**GOAL**
Reproduce all records exactly.
┌─ DATA ROWS
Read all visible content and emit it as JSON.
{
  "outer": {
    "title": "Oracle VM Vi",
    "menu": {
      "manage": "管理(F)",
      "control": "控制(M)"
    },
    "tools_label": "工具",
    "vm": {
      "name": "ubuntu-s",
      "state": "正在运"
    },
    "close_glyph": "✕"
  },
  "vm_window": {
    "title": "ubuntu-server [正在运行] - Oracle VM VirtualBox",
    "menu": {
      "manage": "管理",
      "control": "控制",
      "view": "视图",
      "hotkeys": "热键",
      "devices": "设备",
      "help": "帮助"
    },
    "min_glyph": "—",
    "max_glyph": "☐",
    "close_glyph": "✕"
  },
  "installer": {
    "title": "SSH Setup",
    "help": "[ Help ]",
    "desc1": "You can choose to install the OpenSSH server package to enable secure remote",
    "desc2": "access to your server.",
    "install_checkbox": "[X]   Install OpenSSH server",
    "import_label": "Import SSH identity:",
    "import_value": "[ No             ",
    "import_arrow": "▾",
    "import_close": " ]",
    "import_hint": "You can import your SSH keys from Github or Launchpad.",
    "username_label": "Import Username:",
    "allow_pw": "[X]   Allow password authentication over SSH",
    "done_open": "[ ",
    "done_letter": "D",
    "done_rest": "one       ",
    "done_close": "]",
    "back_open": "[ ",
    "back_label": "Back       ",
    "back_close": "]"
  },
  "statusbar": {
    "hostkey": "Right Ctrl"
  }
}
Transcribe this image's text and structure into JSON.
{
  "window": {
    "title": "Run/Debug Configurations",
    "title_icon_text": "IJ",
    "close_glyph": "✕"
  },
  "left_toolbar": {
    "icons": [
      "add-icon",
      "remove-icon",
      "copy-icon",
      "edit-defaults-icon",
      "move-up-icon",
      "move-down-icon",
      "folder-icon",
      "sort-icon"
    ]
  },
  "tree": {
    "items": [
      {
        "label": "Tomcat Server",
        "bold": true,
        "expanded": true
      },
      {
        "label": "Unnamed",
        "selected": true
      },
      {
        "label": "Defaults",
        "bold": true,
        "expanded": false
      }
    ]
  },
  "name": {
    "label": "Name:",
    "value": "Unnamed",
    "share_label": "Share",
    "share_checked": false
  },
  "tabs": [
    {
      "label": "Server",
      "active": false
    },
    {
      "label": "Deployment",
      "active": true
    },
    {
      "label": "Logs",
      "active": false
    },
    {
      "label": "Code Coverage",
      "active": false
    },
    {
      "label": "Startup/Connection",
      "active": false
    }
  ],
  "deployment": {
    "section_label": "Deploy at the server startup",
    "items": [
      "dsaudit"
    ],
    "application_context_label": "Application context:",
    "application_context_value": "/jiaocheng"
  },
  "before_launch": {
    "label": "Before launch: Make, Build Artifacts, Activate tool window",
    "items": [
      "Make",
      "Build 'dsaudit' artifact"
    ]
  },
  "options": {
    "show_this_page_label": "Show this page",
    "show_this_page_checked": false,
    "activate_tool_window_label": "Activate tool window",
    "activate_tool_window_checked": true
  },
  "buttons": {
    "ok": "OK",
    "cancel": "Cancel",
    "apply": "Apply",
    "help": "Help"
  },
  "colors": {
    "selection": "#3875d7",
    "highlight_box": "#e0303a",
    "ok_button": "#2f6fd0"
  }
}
└─
**FINISHED TASK**
Read all visible content and emit it as JSON.
{
  "outer": {
    "title": "Oracle VM Vi",
    "menu": {
      "manage": "管理(F)",
      "control": "控制(M)"
    },
    "tools_label": "工具",
    "vm": {
      "name": "ubuntu-s",
      "state": "正在运"
    },
    "close_glyph": "✕"
  },
  "vm_window": {
    "title": "ubuntu-server [正在运行] - Oracle VM VirtualBox",
    "menu": {
      "manage": "管理",
      "control": "控制",
      "view": "视图",
      "hotkeys": "热键",
      "devices": "设备",
      "help": "帮助"
    },
    "min_glyph": "—",
    "max_glyph": "☐",
    "close_glyph": "✕"
  },
  "installer": {
    "title": "SSH Setup",
    "help": "[ Help ]",
    "desc1": "You can choose to install the OpenSSH server package to enable secure remote",
    "desc2": "access to your server.",
    "install_checkbox": "[X]   Install OpenSSH server",
    "import_label": "Import SSH identity:",
    "import_value": "[ No             ",
    "import_arrow": "▾",
    "import_close": " ]",
    "import_hint": "You can import your SSH keys from Github or Launchpad.",
    "username_label": "Import Username:",
    "allow_pw": "[X]   Allow password authentication over SSH",
    "done_open": "[ ",
    "done_letter": "D",
    "done_rest": "one       ",
    "done_close": "]",
    "back_open": "[ ",
    "back_label": "Back       ",
    "back_close": "]"
  },
  "statusbar": {
    "hostkey": "Right Ctrl"
  }
}
Transcribe this image's text and structure into JSON.
{
  "window": {
    "title": "Run/Debug Configurations",
    "title_icon_text": "IJ",
    "close_glyph": "✕"
  },
  "left_toolbar": {
    "icons": [
      "add-icon",
      "remove-icon",
      "copy-icon",
      "edit-defaults-icon",
      "move-up-icon",
      "move-down-icon",
      "folder-icon",
      "sort-icon"
    ]
  },
  "tree": {
    "items": [
      {
        "label": "Tomcat Server",
        "bold": true,
        "expanded": true
      },
      {
        "label": "Unnamed",
        "selected": true
      },
      {
        "label": "Defaults",
        "bold": true,
        "expanded": false
      }
    ]
  },
  "name": {
    "label": "Name:",
    "value": "Unnamed",
    "share_label": "Share",
    "share_checked": false
  },
  "tabs": [
    {
      "label": "Server",
      "active": false
    },
    {
      "label": "Deployment",
      "active": true
    },
    {
      "label": "Logs",
      "active": false
    },
    {
      "label": "Code Coverage",
      "active": false
    },
    {
      "label": "Startup/Connection",
      "active": false
    }
  ],
  "deployment": {
    "section_label": "Deploy at the server startup",
    "items": [
      "dsaudit"
    ],
    "application_context_label": "Application context:",
    "application_context_value": "/jiaocheng"
  },
  "before_launch": {
    "label": "Before launch: Make, Build Artifacts, Activate tool window",
    "items": [
      "Make",
      "Build 'dsaudit' artifact"
    ]
  },
  "options": {
    "show_this_page_label": "Show this page",
    "show_this_page_checked": false,
    "activate_tool_window_label": "Activate tool window",
    "activate_tool_window_checked": true
  },
  "buttons": {
    "ok": "OK",
    "cancel": "Cancel",
    "apply": "Apply",
    "help": "Help"
  },
  "colors": {
    "selection": "#3875d7",
    "highlight_box": "#e0303a",
    "ok_button": "#2f6fd0"
  }
}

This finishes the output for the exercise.